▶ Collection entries

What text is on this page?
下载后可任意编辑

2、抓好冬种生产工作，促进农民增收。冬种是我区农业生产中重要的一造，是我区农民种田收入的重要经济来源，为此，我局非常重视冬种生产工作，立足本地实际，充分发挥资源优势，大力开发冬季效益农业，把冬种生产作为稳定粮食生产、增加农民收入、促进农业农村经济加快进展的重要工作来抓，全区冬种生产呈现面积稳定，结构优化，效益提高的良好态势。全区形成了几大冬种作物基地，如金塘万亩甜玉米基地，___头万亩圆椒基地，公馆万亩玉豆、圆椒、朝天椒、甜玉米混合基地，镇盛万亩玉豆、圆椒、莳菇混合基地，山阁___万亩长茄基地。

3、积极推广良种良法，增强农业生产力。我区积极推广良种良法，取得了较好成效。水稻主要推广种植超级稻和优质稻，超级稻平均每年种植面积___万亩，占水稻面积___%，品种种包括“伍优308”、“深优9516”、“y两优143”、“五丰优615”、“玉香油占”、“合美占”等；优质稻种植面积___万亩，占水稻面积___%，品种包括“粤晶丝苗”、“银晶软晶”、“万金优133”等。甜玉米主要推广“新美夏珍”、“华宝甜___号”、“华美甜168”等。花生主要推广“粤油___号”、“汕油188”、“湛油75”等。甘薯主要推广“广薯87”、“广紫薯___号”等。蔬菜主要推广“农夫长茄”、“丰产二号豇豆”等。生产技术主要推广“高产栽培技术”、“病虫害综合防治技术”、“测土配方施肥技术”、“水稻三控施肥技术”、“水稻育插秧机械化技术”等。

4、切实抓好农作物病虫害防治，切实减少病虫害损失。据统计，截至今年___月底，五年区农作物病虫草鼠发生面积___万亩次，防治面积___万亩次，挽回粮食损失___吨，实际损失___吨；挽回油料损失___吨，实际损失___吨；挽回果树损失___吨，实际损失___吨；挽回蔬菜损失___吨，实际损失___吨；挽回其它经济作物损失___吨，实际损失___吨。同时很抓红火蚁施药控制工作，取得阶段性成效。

▶ Task statement
Reproduce the material exactly, with every line intact.

▶ Exercise result
What text is on this page?
下载后可任意编辑

2、抓好冬种生产工作，促进农民增收。冬种是我区农业生产中重要的一造，是我区农民种田收入的重要经济来源，为此，我局非常重视冬种生产工作，立足本地实际，充分发挥资源优势，大力开发冬季效益农业，把冬种生产作为稳定粮食生产、增加农民收入、促进农业农村经济加快进展的重要工作来抓，全区冬种生产呈现面积稳定，结构优化，效益提高的良好态势。全区形成了几大冬种作物基地，如金塘万亩甜玉米基地，___头万亩圆椒基地，公馆万亩玉豆、圆椒、朝天椒、甜玉米混合基地，镇盛万亩玉豆、圆椒、莳菇混合基地，山阁___万亩长茄基地。

3、积极推广良种良法，增强农业生产力。我区积极推广良种良法，取得了较好成效。水稻主要推广种植超级稻和优质稻，超级稻平均每年种植面积___万亩，占水稻面积___%，品种种包括“伍优308”、“深优9516”、“y两优143”、“五丰优615”、“玉香油占”、“合美占”等；优质稻种植面积___万亩，占水稻面积___%，品种包括“粤晶丝苗”、“银晶软晶”、“万金优133”等。甜玉米主要推广“新美夏珍”、“华宝甜___号”、“华美甜168”等。花生主要推广“粤油___号”、“汕油188”、“湛油75”等。甘薯主要推广“广薯87”、“广紫薯___号”等。蔬菜主要推广“农夫长茄”、“丰产二号豇豆”等。生产技术主要推广“高产栽培技术”、“病虫害综合防治技术”、“测土配方施肥技术”、“水稻三控施肥技术”、“水稻育插秧机械化技术”等。

4、切实抓好农作物病虫害防治，切实减少病虫害损失。据统计，截至今年___月底，五年区农作物病虫草鼠发生面积___万亩次，防治面积___万亩次，挽回粮食损失___吨，实际损失___吨；挽回油料损失___吨，实际损失___吨；挽回果树损失___吨，实际损失___吨；挽回蔬菜损失___吨，实际损失___吨；挽回其它经济作物损失___吨，实际损失___吨。同时很抓红火蚁施药控制工作，取得阶段性成效。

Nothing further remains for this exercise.